Start of Extracted records

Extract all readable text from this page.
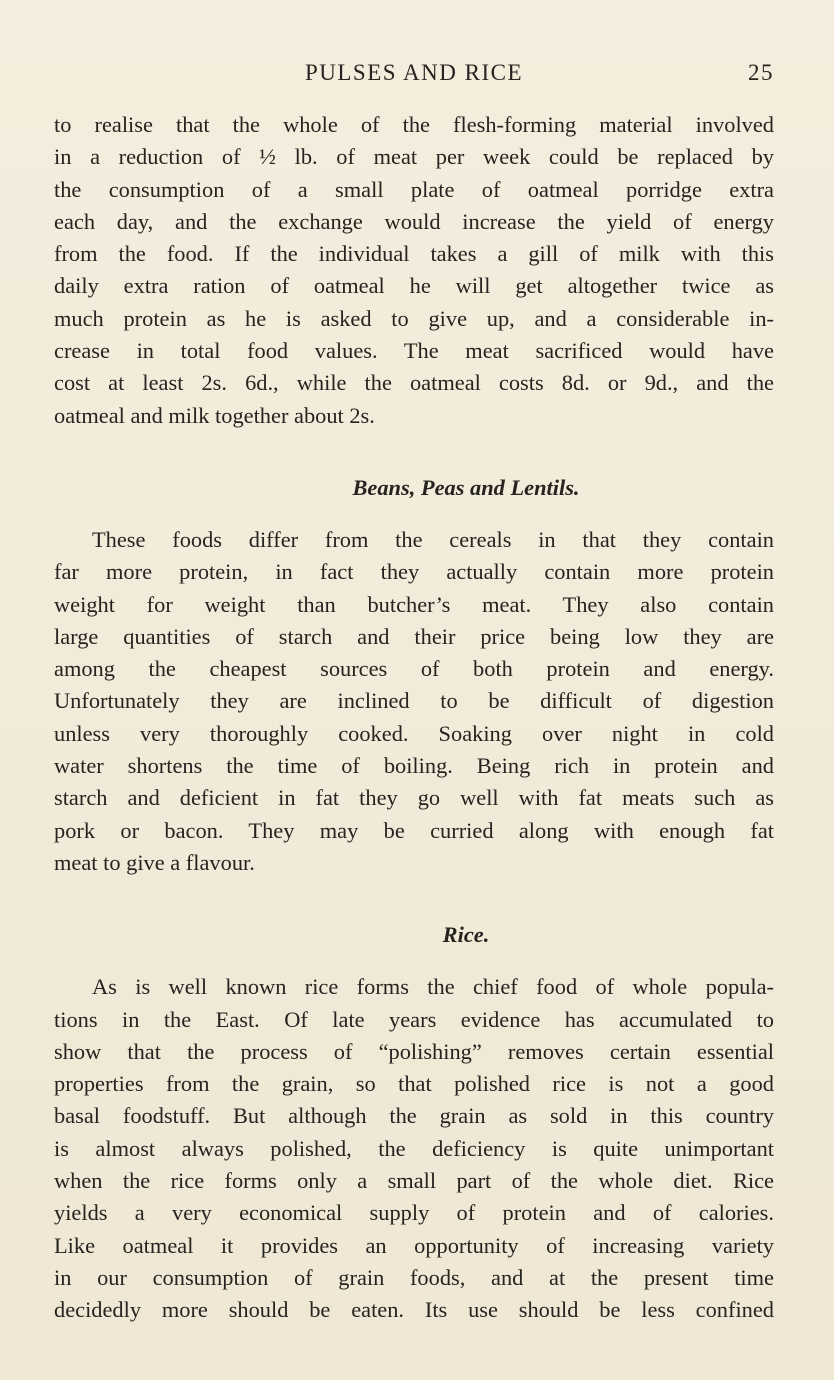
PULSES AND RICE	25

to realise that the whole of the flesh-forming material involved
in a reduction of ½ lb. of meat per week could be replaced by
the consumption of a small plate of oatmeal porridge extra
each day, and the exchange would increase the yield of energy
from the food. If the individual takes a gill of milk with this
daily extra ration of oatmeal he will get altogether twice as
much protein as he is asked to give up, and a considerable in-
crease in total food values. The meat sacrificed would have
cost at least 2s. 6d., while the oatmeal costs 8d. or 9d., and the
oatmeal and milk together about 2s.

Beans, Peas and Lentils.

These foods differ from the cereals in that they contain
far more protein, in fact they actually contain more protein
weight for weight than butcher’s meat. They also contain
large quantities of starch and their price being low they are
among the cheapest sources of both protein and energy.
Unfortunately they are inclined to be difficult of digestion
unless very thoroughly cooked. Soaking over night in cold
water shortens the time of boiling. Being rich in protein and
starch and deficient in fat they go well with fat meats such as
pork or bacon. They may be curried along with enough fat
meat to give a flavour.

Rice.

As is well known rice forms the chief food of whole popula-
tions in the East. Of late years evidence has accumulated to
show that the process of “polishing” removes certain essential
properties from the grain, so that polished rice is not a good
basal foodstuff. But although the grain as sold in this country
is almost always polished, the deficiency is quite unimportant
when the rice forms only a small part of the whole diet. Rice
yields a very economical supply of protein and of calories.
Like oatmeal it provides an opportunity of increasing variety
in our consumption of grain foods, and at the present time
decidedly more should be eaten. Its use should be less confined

End of Extracted records

### Assigned task:
Drop every picture and repeat the rest of the entries exactly.

### Result for this task:
Extract all readable text from this page.
PULSES AND RICE	25

to realise that the whole of the flesh-forming material involved
in a reduction of ½ lb. of meat per week could be replaced by
the consumption of a small plate of oatmeal porridge extra
each day, and the exchange would increase the yield of energy
from the food. If the individual takes a gill of milk with this
daily extra ration of oatmeal he will get altogether twice as
much protein as he is asked to give up, and a considerable in-
crease in total food values. The meat sacrificed would have
cost at least 2s. 6d., while the oatmeal costs 8d. or 9d., and the
oatmeal and milk together about 2s.

Beans, Peas and Lentils.

These foods differ from the cereals in that they contain
far more protein, in fact they actually contain more protein
weight for weight than butcher’s meat. They also contain
large quantities of starch and their price being low they are
among the cheapest sources of both protein and energy.
Unfortunately they are inclined to be difficult of digestion
unless very thoroughly cooked. Soaking over night in cold
water shortens the time of boiling. Being rich in protein and
starch and deficient in fat they go well with fat meats such as
pork or bacon. They may be curried along with enough fat
meat to give a flavour.

Rice.

As is well known rice forms the chief food of whole popula-
tions in the East. Of late years evidence has accumulated to
show that the process of “polishing” removes certain essential
properties from the grain, so that polished rice is not a good
basal foodstuff. But although the grain as sold in this country
is almost always polished, the deficiency is quite unimportant
when the rice forms only a small part of the whole diet. Rice
yields a very economical supply of protein and of calories.
Like oatmeal it provides an opportunity of increasing variety
in our consumption of grain foods, and at the present time
decidedly more should be eaten. Its use should be less confined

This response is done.